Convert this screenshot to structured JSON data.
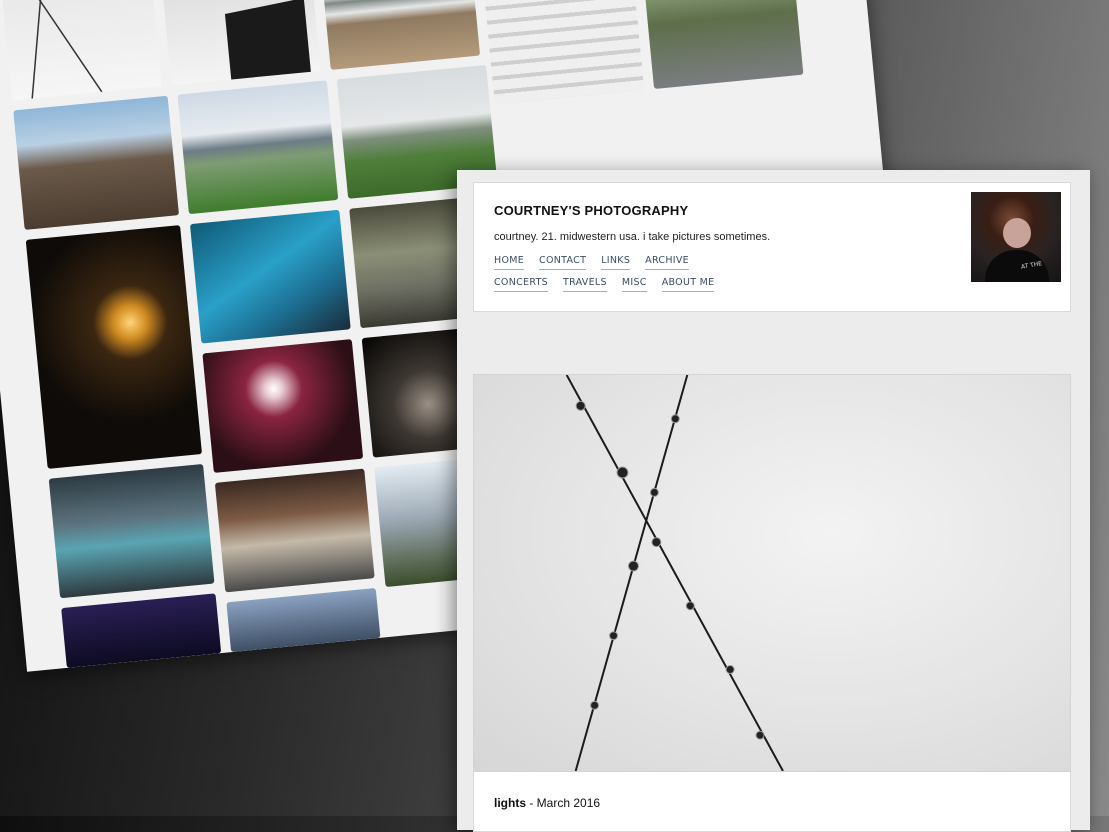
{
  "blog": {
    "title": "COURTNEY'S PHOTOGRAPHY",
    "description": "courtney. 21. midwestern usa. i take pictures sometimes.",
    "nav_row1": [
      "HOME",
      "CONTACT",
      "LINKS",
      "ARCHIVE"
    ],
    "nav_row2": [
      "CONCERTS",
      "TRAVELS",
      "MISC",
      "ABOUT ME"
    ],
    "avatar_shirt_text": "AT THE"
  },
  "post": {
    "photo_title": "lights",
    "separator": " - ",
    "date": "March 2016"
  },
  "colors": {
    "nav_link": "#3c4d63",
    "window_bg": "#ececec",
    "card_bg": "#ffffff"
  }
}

◇ ◇ ◇ ◇

| Task to carry out |
Without including any pictures, output all the entries above exactly.

| Task output |
Convert this screenshot to structured JSON data.
{
  "blog": {
    "title": "COURTNEY'S PHOTOGRAPHY",
    "description": "courtney. 21. midwestern usa. i take pictures sometimes.",
    "nav_row1": [
      "HOME",
      "CONTACT",
      "LINKS",
      "ARCHIVE"
    ],
    "nav_row2": [
      "CONCERTS",
      "TRAVELS",
      "MISC",
      "ABOUT ME"
    ],
    "avatar_shirt_text": "AT THE"
  },
  "post": {
    "photo_title": "lights",
    "separator": " - ",
    "date": "March 2016"
  },
  "colors": {
    "nav_link": "#3c4d63",
    "window_bg": "#ececec",
    "card_bg": "#ffffff"
  }
}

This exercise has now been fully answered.